Task instructions:
Would you quote the material below in full and unchanged?

Records from a dataset:
════

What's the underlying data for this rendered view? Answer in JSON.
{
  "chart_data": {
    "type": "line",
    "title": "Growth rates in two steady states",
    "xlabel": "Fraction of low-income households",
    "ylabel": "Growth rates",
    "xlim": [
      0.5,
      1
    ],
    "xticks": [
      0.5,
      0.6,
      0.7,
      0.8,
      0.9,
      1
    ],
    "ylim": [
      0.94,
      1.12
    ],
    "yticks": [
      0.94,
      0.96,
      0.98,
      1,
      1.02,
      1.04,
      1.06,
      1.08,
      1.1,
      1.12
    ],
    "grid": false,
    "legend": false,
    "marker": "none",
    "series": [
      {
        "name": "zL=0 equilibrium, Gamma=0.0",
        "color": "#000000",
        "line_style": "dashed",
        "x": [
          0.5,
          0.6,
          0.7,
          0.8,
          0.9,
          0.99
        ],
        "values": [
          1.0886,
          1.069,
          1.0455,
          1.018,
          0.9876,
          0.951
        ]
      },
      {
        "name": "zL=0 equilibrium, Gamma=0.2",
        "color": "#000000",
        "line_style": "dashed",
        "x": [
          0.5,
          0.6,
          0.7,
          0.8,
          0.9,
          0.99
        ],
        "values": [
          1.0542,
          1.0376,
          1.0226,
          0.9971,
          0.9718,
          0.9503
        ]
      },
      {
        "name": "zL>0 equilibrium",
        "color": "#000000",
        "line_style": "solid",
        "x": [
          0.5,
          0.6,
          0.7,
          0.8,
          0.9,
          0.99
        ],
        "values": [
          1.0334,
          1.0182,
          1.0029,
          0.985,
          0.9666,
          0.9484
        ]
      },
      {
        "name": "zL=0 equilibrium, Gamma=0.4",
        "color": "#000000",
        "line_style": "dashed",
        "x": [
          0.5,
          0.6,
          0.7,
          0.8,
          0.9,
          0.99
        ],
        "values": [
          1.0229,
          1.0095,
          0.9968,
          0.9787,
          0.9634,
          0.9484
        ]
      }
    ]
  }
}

════

Exercise answer:
What's the underlying data for this rendered view? Answer in JSON.
{
  "chart_data": {
    "type": "line",
    "title": "Growth rates in two steady states",
    "xlabel": "Fraction of low-income households",
    "ylabel": "Growth rates",
    "xlim": [
      0.5,
      1
    ],
    "xticks": [
      0.5,
      0.6,
      0.7,
      0.8,
      0.9,
      1
    ],
    "ylim": [
      0.94,
      1.12
    ],
    "yticks": [
      0.94,
      0.96,
      0.98,
      1,
      1.02,
      1.04,
      1.06,
      1.08,
      1.1,
      1.12
    ],
    "grid": false,
    "legend": false,
    "marker": "none",
    "series": [
      {
        "name": "zL=0 equilibrium, Gamma=0.0",
        "color": "#000000",
        "line_style": "dashed",
        "x": [
          0.5,
          0.6,
          0.7,
          0.8,
          0.9,
          0.99
        ],
        "values": [
          1.0886,
          1.069,
          1.0455,
          1.018,
          0.9876,
          0.951
        ]
      },
      {
        "name": "zL=0 equilibrium, Gamma=0.2",
        "color": "#000000",
        "line_style": "dashed",
        "x": [
          0.5,
          0.6,
          0.7,
          0.8,
          0.9,
          0.99
        ],
        "values": [
          1.0542,
          1.0376,
          1.0226,
          0.9971,
          0.9718,
          0.9503
        ]
      },
      {
        "name": "zL>0 equilibrium",
        "color": "#000000",
        "line_style": "solid",
        "x": [
          0.5,
          0.6,
          0.7,
          0.8,
          0.9,
          0.99
        ],
        "values": [
          1.0334,
          1.0182,
          1.0029,
          0.985,
          0.9666,
          0.9484
        ]
      },
      {
        "name": "zL=0 equilibrium, Gamma=0.4",
        "color": "#000000",
        "line_style": "dashed",
        "x": [
          0.5,
          0.6,
          0.7,
          0.8,
          0.9,
          0.99
        ],
        "values": [
          1.0229,
          1.0095,
          0.9968,
          0.9787,
          0.9634,
          0.9484
        ]
      }
    ]
  }
}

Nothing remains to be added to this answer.